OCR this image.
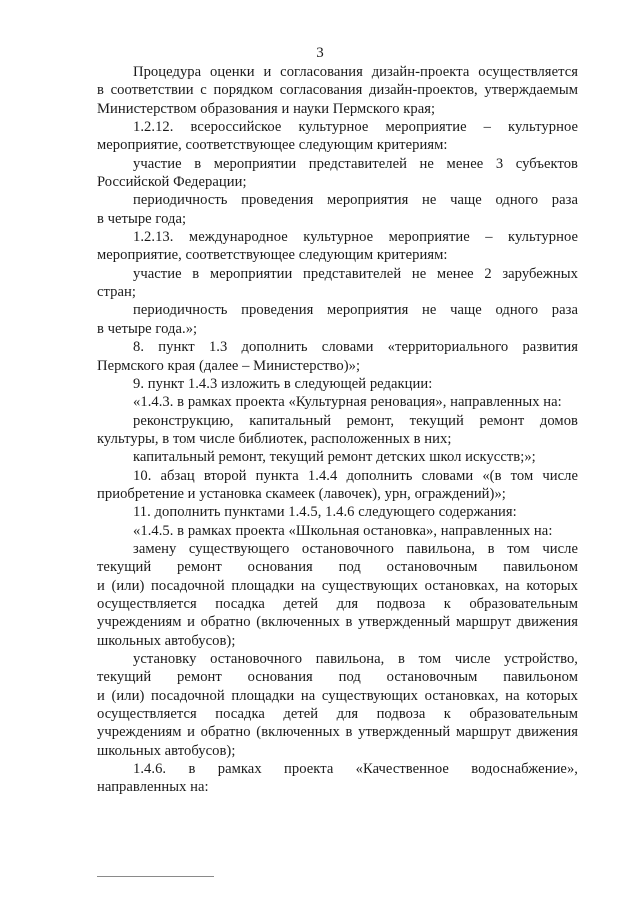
3
Процедура оценки и согласования дизайн-проекта осуществляется
в соответствии с порядком согласования дизайн-проектов, утверждаемым
Министерством образования и науки Пермского края;
1.2.12. всероссийское культурное мероприятие – культурное
мероприятие, соответствующее следующим критериям:
участие в мероприятии представителей не менее 3 субъектов
Российской Федерации;
периодичность проведения мероприятия не чаще одного раза
в четыре года;
1.2.13. международное культурное мероприятие – культурное
мероприятие, соответствующее следующим критериям:
участие в мероприятии представителей не менее 2 зарубежных
стран;
периодичность проведения мероприятия не чаще одного раза
в четыре года.»;
8. пункт 1.3 дополнить словами «территориального развития
Пермского края (далее – Министерство)»;
9. пункт 1.4.3 изложить в следующей редакции:
«1.4.3. в рамках проекта «Культурная реновация», направленных на:
реконструкцию, капитальный ремонт, текущий ремонт домов
культуры, в том числе библиотек, расположенных в них;
капитальный ремонт, текущий ремонт детских школ искусств;»;
10. абзац второй пункта 1.4.4 дополнить словами «(в том числе
приобретение и установка скамеек (лавочек), урн, ограждений)»;
11. дополнить пунктами 1.4.5, 1.4.6 следующего содержания:
«1.4.5. в рамках проекта «Школьная остановка», направленных на:
замену существующего остановочного павильона, в том числе
текущий ремонт основания под остановочным павильоном
и (или) посадочной площадки на существующих остановках, на которых
осуществляется посадка детей для подвоза к образовательным
учреждениям и обратно (включенных в утвержденный маршрут движения
школьных автобусов);
установку остановочного павильона, в том числе устройство,
текущий ремонт основания под остановочным павильоном
и (или) посадочной площадки на существующих остановках, на которых
осуществляется посадка детей для подвоза к образовательным
учреждениям и обратно (включенных в утвержденный маршрут движения
школьных автобусов);
1.4.6. в рамках проекта «Качественное водоснабжение»,
направленных на:
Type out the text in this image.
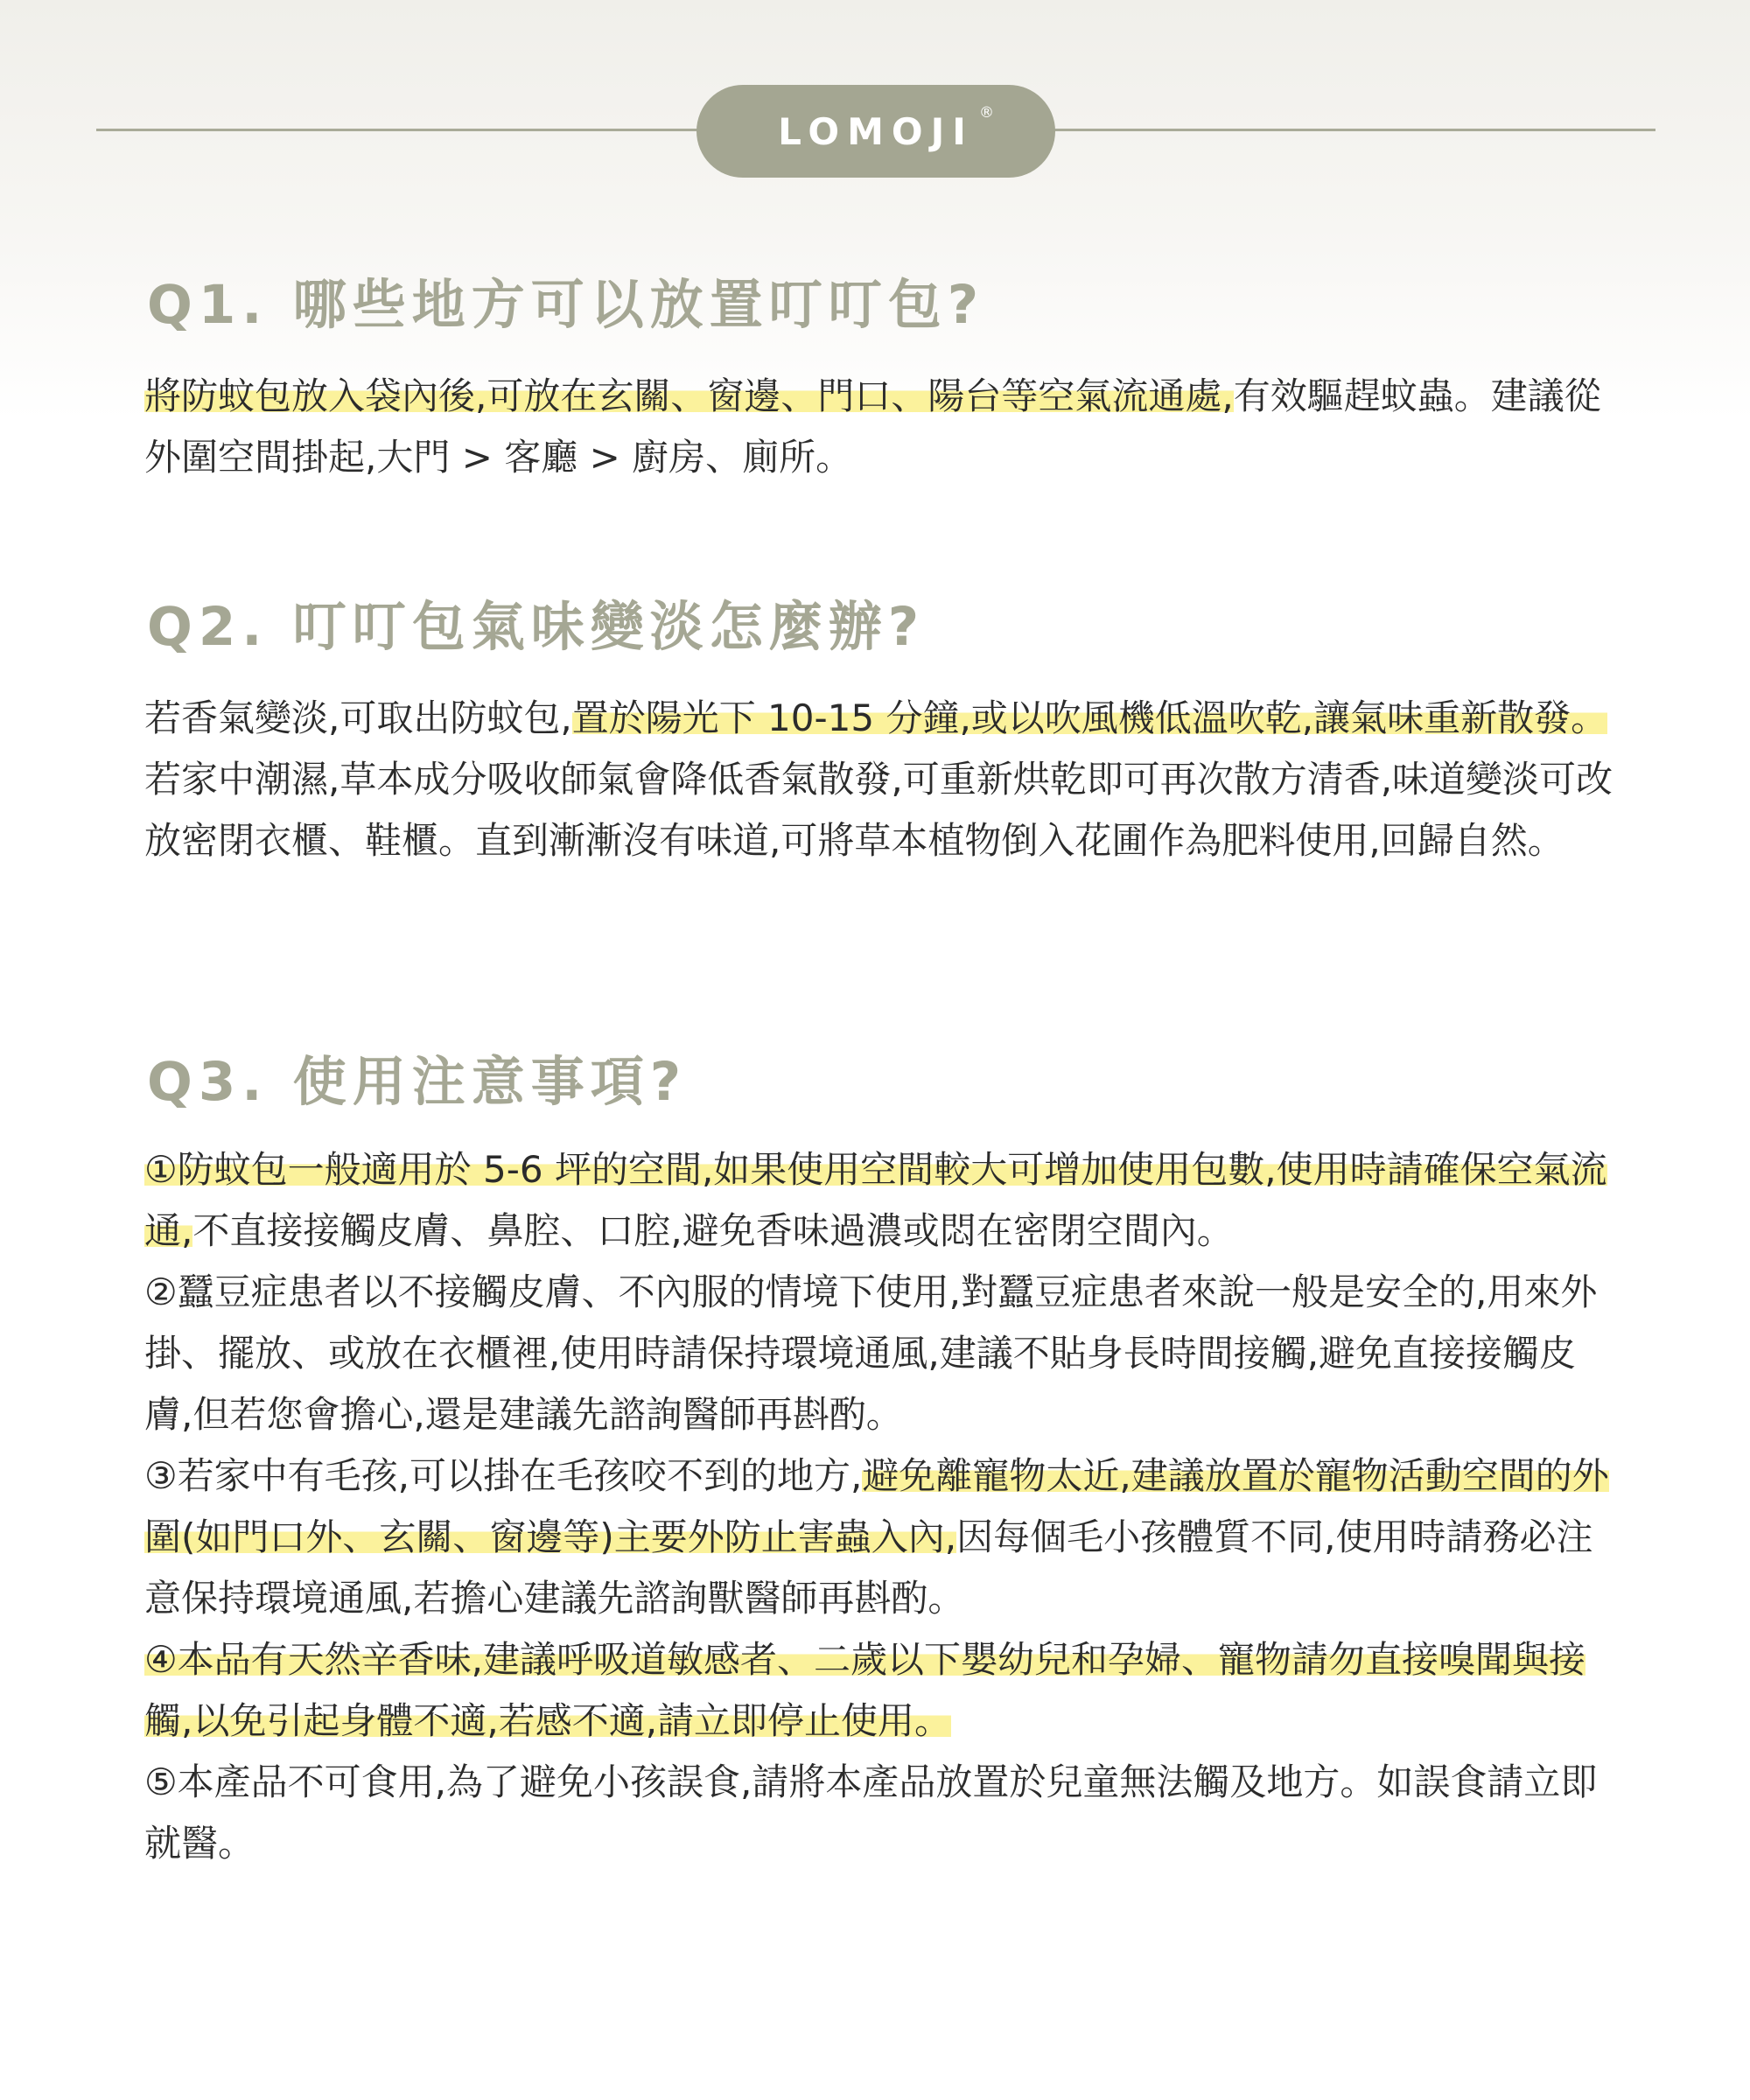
LOMOJI ®
Q1. 哪些地方可以放置叮叮包?

將防蚊包放入袋內後,可放在玄關、窗邊、門口、陽台等空氣流通處,有效驅趕蚊蟲。建議從外圍空間掛起,大門 > 客廳 > 廚房、廁所。

Q2. 叮叮包氣味變淡怎麼辦?

若香氣變淡,可取出防蚊包,置於陽光下 10-15 分鐘,或以吹風機低溫吹乾,讓氣味重新散發。若家中潮濕,草本成分吸收師氣會降低香氣散發,可重新烘乾即可再次散方清香,味道變淡可改放密閉衣櫃、鞋櫃。直到漸漸沒有味道,可將草本植物倒入花圃作為肥料使用,回歸自然。

Q3. 使用注意事項?

①防蚊包一般適用於 5-6 坪的空間,如果使用空間較大可增加使用包數,使用時請確保空氣流通,不直接接觸皮膚、鼻腔、口腔,避免香味過濃或悶在密閉空間內。

②蠶豆症患者以不接觸皮膚、不內服的情境下使用,對蠶豆症患者來說一般是安全的,用來外掛、擺放、或放在衣櫃裡,使用時請保持環境通風,建議不貼身長時間接觸,避免直接接觸皮膚,但若您會擔心,還是建議先諮詢醫師再斟酌。

③若家中有毛孩,可以掛在毛孩咬不到的地方,避免離寵物太近,建議放置於寵物活動空間的外圍(如門口外、玄關、窗邊等)主要外防止害蟲入內,因每個毛小孩體質不同,使用時請務必注意保持環境通風,若擔心建議先諮詢獸醫師再斟酌。

④本品有天然辛香味,建議呼吸道敏感者、二歲以下嬰幼兒和孕婦、寵物請勿直接嗅聞與接觸,以免引起身體不適,若感不適,請立即停止使用。

⑤本產品不可食用,為了避免小孩誤食,請將本產品放置於兒童無法觸及地方。如誤食請立即就醫。
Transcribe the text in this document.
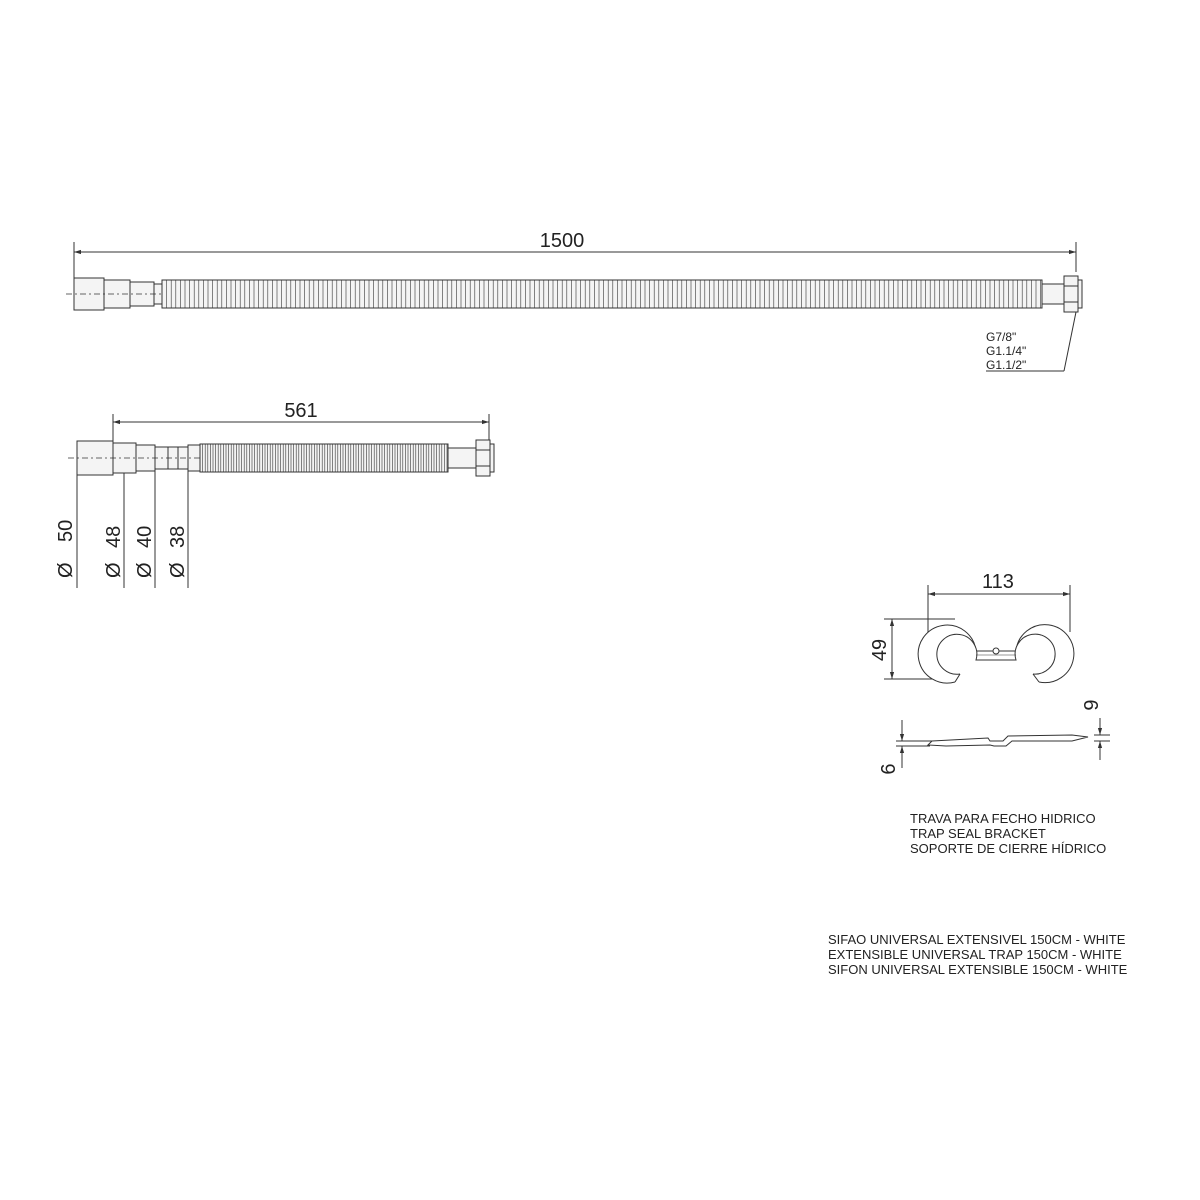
1500
G7/8"
G1.1/4"
G1.1/2"
561
Ø
50
Ø
48
Ø
40
Ø
38
113
49
9
6
TRAVA PARA FECHO HIDRICO
TRAP SEAL BRACKET
SOPORTE DE CIERRE HÍDRICO
SIFAO UNIVERSAL EXTENSIVEL 150CM - WHITE
EXTENSIBLE UNIVERSAL TRAP 150CM - WHITE
SIFON UNIVERSAL EXTENSIBLE 150CM - WHITE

____________________

**Task instructions**.
List the lines that contain the word "участие".

**Expected answer**.
участие в мероприятии представителей не менее 3 субъектов
участие в мероприятии представителей не менее 2 зарубежных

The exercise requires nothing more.